### What the task asks
Set each entry down verbatim, omitting images.
++++ Records for this task
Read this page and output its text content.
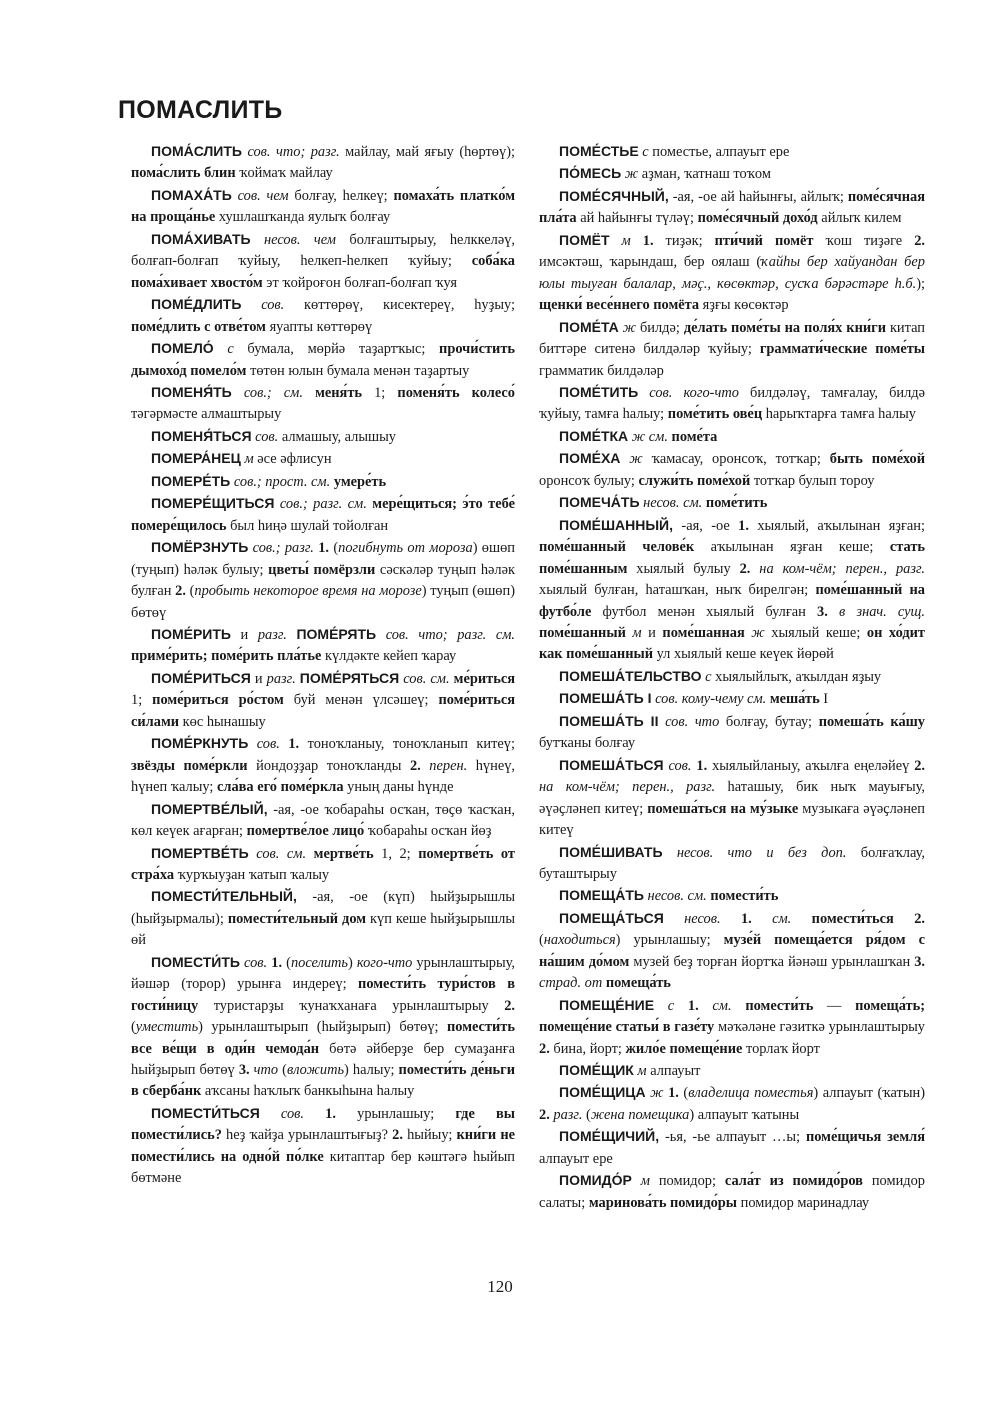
ПОМАСЛИТЬ

ПОМА́СЛИТЬ сов. что; разг. майлау, май яғыу (һөртөү); пома́слить блин ҡоймаҡ майлау

ПОМАХА́ТЬ сов. чем болғау, һелкеү; помаха́ть платко́м на проща́нье хушлашҡанда яулыҡ болғау

ПОМА́ХИВАТЬ несов. чем болғаштырыу, һелккеләү, болғап-болғап ҡуйыу, һелкеп-һелкеп ҡуйыу; соба́ка пома́хивает хвосто́м эт ҡойроғон болғап-болғап ҡуя

ПОМЕ́ДЛИТЬ сов. көттөрөү, кисектереү, һуҙыу; поме́длить с отве́том яуапты көттөрөү

ПОМЕЛО́ с бумала, мөрйә таҙартҡыс; прочи́стить дымохо́д помело́м төтөн юлын бумала менән таҙартыу

ПОМЕНЯ́ТЬ сов.; см. меня́ть 1; поменя́ть колесо́ тәгәрмәсте алмаштырыу

ПОМЕНЯ́ТЬСЯ сов. алмашыу, алышыу

ПОМЕРА́НЕЦ м әсе әфлисун

ПОМЕРЕ́ТЬ сов.; прост. см. умере́ть

ПОМЕРЕ́ЩИТЬСЯ сов.; разг. см. мере́щиться; э́то тебе́ помере́щилось был һиңә шулай тойолған

ПОМЁРЗНУТЬ сов.; разг. 1. (погибнуть от мороза) өшөп (туңып) һәләк булыу; цветы́ помёрзли сәскәләр туңып һәләк булған 2. (пробыть некоторое время на морозе) туңып (өшөп) бөтөү

ПОМЕ́РИТЬ и разг. ПОМЕ́РЯТЬ сов. что; разг. см. приме́рить; поме́рить пла́тье күлдәкте кейеп ҡарау

ПОМЕ́РИТЬСЯ и разг. ПОМЕ́РЯТЬСЯ сов. см. ме́риться 1; поме́риться ро́стом буй менән үлсәшеү; поме́риться си́лами көс һынашыу

ПОМЕ́РКНУТЬ сов. 1. тоноҡланыу, тоноҡланып китеү; звёзды поме́ркли йондоҙҙар тоноҡланды 2. перен. һүнеү, һүнеп ҡалыу; сла́ва его́ поме́ркла уның даны һүнде

ПОМЕРТВЕ́ЛЫЙ, -ая, -ое ҡобараһы осҡан, төҫө ҡасҡан, көл кеүек ағарған; помертве́лое лицо́ ҡобараһы осҡан йөҙ

ПОМЕРТВЕ́ТЬ сов. см. мертве́ть 1, 2; помертве́ть от стра́ха ҡурҡыуҙан ҡатып ҡалыу

ПОМЕСТИ́ТЕЛЬНЫЙ, -ая, -ое (күп) һыйҙырышлы (һыйҙырмалы); помести́тельный дом күп кеше һыйҙырышлы өй

ПОМЕСТИ́ТЬ сов. 1. (поселить) кого-что урынлаштырыу, йәшәр (торор) урынға индереү; помести́ть тури́стов в гости́ницу туристарҙы ҡунаҡханаға урынлаштырыу 2. (уместить) урынлаштырып (һыйҙырып) бөтөү; помести́ть все ве́щи в оди́н чемода́н бөтә әйберҙе бер сумаҙанға һыйҙырып бөтөү 3. что (вложить) һалыу; помести́ть де́ньги в сберба́нк аҡсаны һаҡлыҡ банкыһына һалыу

ПОМЕСТИ́ТЬСЯ сов. 1. урынлашыу; где вы помести́лись? һеҙ ҡайҙа урынлаштығыҙ? 2. һыйыу; кни́ги не помести́лись на одно́й по́лке китаптар бер кәштәгә һыйып бөтмәне

ПОМЕ́СТЬЕ с поместье, алпауыт ере

ПО́МЕСЬ ж аҙман, ҡатнаш тоҡом

ПОМЕ́СЯЧНЫЙ, -ая, -ое ай һайынғы, айлыҡ; поме́сячная пла́та ай һайынғы түләү; поме́сячный дохо́д айлыҡ килем

ПОМЁТ м 1. тиҙәк; пти́чий помёт ҡош тиҙәге 2. имсәктәш, ҡарындаш, бер оялаш (ҡайһы бер хайуандан бер юлы тыуған балалар, мәҫ., көсөктәр, сусҡа бәрәстәре һ.б.); щенки́ весе́ннего помёта яҙғы көсөктәр

ПОМЕ́ТА ж билдә; де́лать поме́ты на поля́х кни́ги китап биттәре ситенә билдәләр ҡуйыу; граммати́ческие поме́ты грамматик билдәләр

ПОМЕ́ТИТЬ сов. кого-что билдәләү, тамғалау, билдә ҡуйыу, тамға һалыу; поме́тить ове́ц һарыҡтарға тамға һалыу

ПОМЕ́ТКА ж см. поме́та

ПОМЕ́ХА ж ҡамасау, оронсоҡ, тотҡар; быть поме́хой оронсоҡ булыу; служи́ть поме́хой тотҡар булып тороу

ПОМЕЧА́ТЬ несов. см. поме́тить

ПОМЕ́ШАННЫЙ, -ая, -ое 1. хыялый, аҡылынан яҙған; поме́шанный челове́к аҡылынан яҙған кеше; стать поме́шанным хыялый булыу 2. на ком-чём; перен., разг. хыялый булған, һаташҡан, ныҡ бирелгән; поме́шанный на футбо́ле футбол менән хыялый булған 3. в знач. сущ. поме́шанный м и поме́шанная ж хыялый кеше; он хо́дит как поме́шанный ул хыялый кеше кеүек йөрөй

ПОМЕША́ТЕЛЬСТВО с хыялыйлыҡ, аҡылдан яҙыу

ПОМЕША́ТЬ I сов. кому-чему см. меша́ть I

ПОМЕША́ТЬ II сов. что болғау, бутау; помеша́ть ка́шу бутҡаны болғау

ПОМЕША́ТЬСЯ сов. 1. хыялыйланыу, аҡылға еңеләйеү 2. на ком-чём; перен., разг. һаташыу, бик ныҡ мауығыу, әүәҫләнеп китеү; помеша́ться на му́зыке музыкаға әүәҫләнеп китеү

ПОМЕ́ШИВАТЬ несов. что и без доп. болғаҡлау, буташтырыу

ПОМЕЩА́ТЬ несов. см. помести́ть

ПОМЕЩА́ТЬСЯ несов. 1. см. помести́ться 2. (находиться) урынлашыу; музе́й помеща́ется ря́дом с на́шим до́мом музей беҙ торған йортҡа йәнәш урынлашҡан 3. страд. от помеща́ть

ПОМЕЩЕ́НИЕ с 1. см. помести́ть — помеща́ть; помеще́ние статьи́ в газе́ту мәҡәләне гәзиткә урынлаштырыу 2. бина, йорт; жило́е помеще́ние торлаҡ йорт

ПОМЕ́ЩИК м алпауыт

ПОМЕ́ЩИЦА ж 1. (владелица поместья) алпауыт (ҡатын) 2. разг. (жена помещика) алпауыт ҡатыны

ПОМЕ́ЩИЧИЙ, -ья, -ье алпауыт …ы; поме́щичья земля́ алпауыт ере

ПОМИДО́Р м помидор; сала́т из помидо́ров помидор салаты; маринова́ть помидо́ры помидор маринадлау

120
++++++++
### Correct output
Read this page and output its text content.
ПОМАСЛИТЬ

ПОМА́СЛИТЬ сов. что; разг. майлау, май яғыу (һөртөү); пома́слить блин ҡоймаҡ майлау

ПОМАХА́ТЬ сов. чем болғау, һелкеү; помаха́ть платко́м на проща́нье хушлашҡанда яулыҡ болғау

ПОМА́ХИВАТЬ несов. чем болғаштырыу, һелккеләү, болғап-болғап ҡуйыу, һелкеп-һелкеп ҡуйыу; соба́ка пома́хивает хвосто́м эт ҡойроғон болғап-болғап ҡуя

ПОМЕ́ДЛИТЬ сов. көттөрөү, кисектереү, һуҙыу; поме́длить с отве́том яуапты көттөрөү

ПОМЕЛО́ с бумала, мөрйә таҙартҡыс; прочи́стить дымохо́д помело́м төтөн юлын бумала менән таҙартыу

ПОМЕНЯ́ТЬ сов.; см. меня́ть 1; поменя́ть колесо́ тәгәрмәсте алмаштырыу

ПОМЕНЯ́ТЬСЯ сов. алмашыу, алышыу

ПОМЕРА́НЕЦ м әсе әфлисун

ПОМЕРЕ́ТЬ сов.; прост. см. умере́ть

ПОМЕРЕ́ЩИТЬСЯ сов.; разг. см. мере́щиться; э́то тебе́ помере́щилось был һиңә шулай тойолған

ПОМЁРЗНУТЬ сов.; разг. 1. (погибнуть от мороза) өшөп (туңып) һәләк булыу; цветы́ помёрзли сәскәләр туңып һәләк булған 2. (пробыть некоторое время на морозе) туңып (өшөп) бөтөү

ПОМЕ́РИТЬ и разг. ПОМЕ́РЯТЬ сов. что; разг. см. приме́рить; поме́рить пла́тье күлдәкте кейеп ҡарау

ПОМЕ́РИТЬСЯ и разг. ПОМЕ́РЯТЬСЯ сов. см. ме́риться 1; поме́риться ро́стом буй менән үлсәшеү; поме́риться си́лами көс һынашыу

ПОМЕ́РКНУТЬ сов. 1. тоноҡланыу, тоноҡланып китеү; звёзды поме́ркли йондоҙҙар тоноҡланды 2. перен. һүнеү, һүнеп ҡалыу; сла́ва его́ поме́ркла уның даны һүнде

ПОМЕРТВЕ́ЛЫЙ, -ая, -ое ҡобараһы осҡан, төҫө ҡасҡан, көл кеүек ағарған; помертве́лое лицо́ ҡобараһы осҡан йөҙ

ПОМЕРТВЕ́ТЬ сов. см. мертве́ть 1, 2; помертве́ть от стра́ха ҡурҡыуҙан ҡатып ҡалыу

ПОМЕСТИ́ТЕЛЬНЫЙ, -ая, -ое (күп) һыйҙырышлы (һыйҙырмалы); помести́тельный дом күп кеше һыйҙырышлы өй

ПОМЕСТИ́ТЬ сов. 1. (поселить) кого-что урынлаштырыу, йәшәр (торор) урынға индереү; помести́ть тури́стов в гости́ницу туристарҙы ҡунаҡханаға урынлаштырыу 2. (уместить) урынлаштырып (һыйҙырып) бөтөү; помести́ть все ве́щи в оди́н чемода́н бөтә әйберҙе бер сумаҙанға һыйҙырып бөтөү 3. что (вложить) һалыу; помести́ть де́ньги в сберба́нк аҡсаны һаҡлыҡ банкыһына һалыу

ПОМЕСТИ́ТЬСЯ сов. 1. урынлашыу; где вы помести́лись? һеҙ ҡайҙа урынлаштығыҙ? 2. һыйыу; кни́ги не помести́лись на одно́й по́лке китаптар бер кәштәгә һыйып бөтмәне

ПОМЕ́СТЬЕ с поместье, алпауыт ере

ПО́МЕСЬ ж аҙман, ҡатнаш тоҡом

ПОМЕ́СЯЧНЫЙ, -ая, -ое ай һайынғы, айлыҡ; поме́сячная пла́та ай һайынғы түләү; поме́сячный дохо́д айлыҡ килем

ПОМЁТ м 1. тиҙәк; пти́чий помёт ҡош тиҙәге 2. имсәктәш, ҡарындаш, бер оялаш (ҡайһы бер хайуандан бер юлы тыуған балалар, мәҫ., көсөктәр, сусҡа бәрәстәре һ.б.); щенки́ весе́ннего помёта яҙғы көсөктәр

ПОМЕ́ТА ж билдә; де́лать поме́ты на поля́х кни́ги китап биттәре ситенә билдәләр ҡуйыу; граммати́ческие поме́ты грамматик билдәләр

ПОМЕ́ТИТЬ сов. кого-что билдәләү, тамғалау, билдә ҡуйыу, тамға һалыу; поме́тить ове́ц һарыҡтарға тамға һалыу

ПОМЕ́ТКА ж см. поме́та

ПОМЕ́ХА ж ҡамасау, оронсоҡ, тотҡар; быть поме́хой оронсоҡ булыу; служи́ть поме́хой тотҡар булып тороу

ПОМЕЧА́ТЬ несов. см. поме́тить

ПОМЕ́ШАННЫЙ, -ая, -ое 1. хыялый, аҡылынан яҙған; поме́шанный челове́к аҡылынан яҙған кеше; стать поме́шанным хыялый булыу 2. на ком-чём; перен., разг. хыялый булған, һаташҡан, ныҡ бирелгән; поме́шанный на футбо́ле футбол менән хыялый булған 3. в знач. сущ. поме́шанный м и поме́шанная ж хыялый кеше; он хо́дит как поме́шанный ул хыялый кеше кеүек йөрөй

ПОМЕША́ТЕЛЬСТВО с хыялыйлыҡ, аҡылдан яҙыу

ПОМЕША́ТЬ I сов. кому-чему см. меша́ть I

ПОМЕША́ТЬ II сов. что болғау, бутау; помеша́ть ка́шу бутҡаны болғау

ПОМЕША́ТЬСЯ сов. 1. хыялыйланыу, аҡылға еңеләйеү 2. на ком-чём; перен., разг. һаташыу, бик ныҡ мауығыу, әүәҫләнеп китеү; помеша́ться на му́зыке музыкаға әүәҫләнеп китеү

ПОМЕ́ШИВАТЬ несов. что и без доп. болғаҡлау, буташтырыу

ПОМЕЩА́ТЬ несов. см. помести́ть

ПОМЕЩА́ТЬСЯ несов. 1. см. помести́ться 2. (находиться) урынлашыу; музе́й помеща́ется ря́дом с на́шим до́мом музей беҙ торған йортҡа йәнәш урынлашҡан 3. страд. от помеща́ть

ПОМЕЩЕ́НИЕ с 1. см. помести́ть — помеща́ть; помеще́ние статьи́ в газе́ту мәҡәләне гәзиткә урынлаштырыу 2. бина, йорт; жило́е помеще́ние торлаҡ йорт

ПОМЕ́ЩИК м алпауыт

ПОМЕ́ЩИЦА ж 1. (владелица поместья) алпауыт (ҡатын) 2. разг. (жена помещика) алпауыт ҡатыны

ПОМЕ́ЩИЧИЙ, -ья, -ье алпауыт …ы; поме́щичья земля́ алпауыт ере

ПОМИДО́Р м помидор; сала́т из помидо́ров помидор салаты; маринова́ть помидо́ры помидор маринадлау

120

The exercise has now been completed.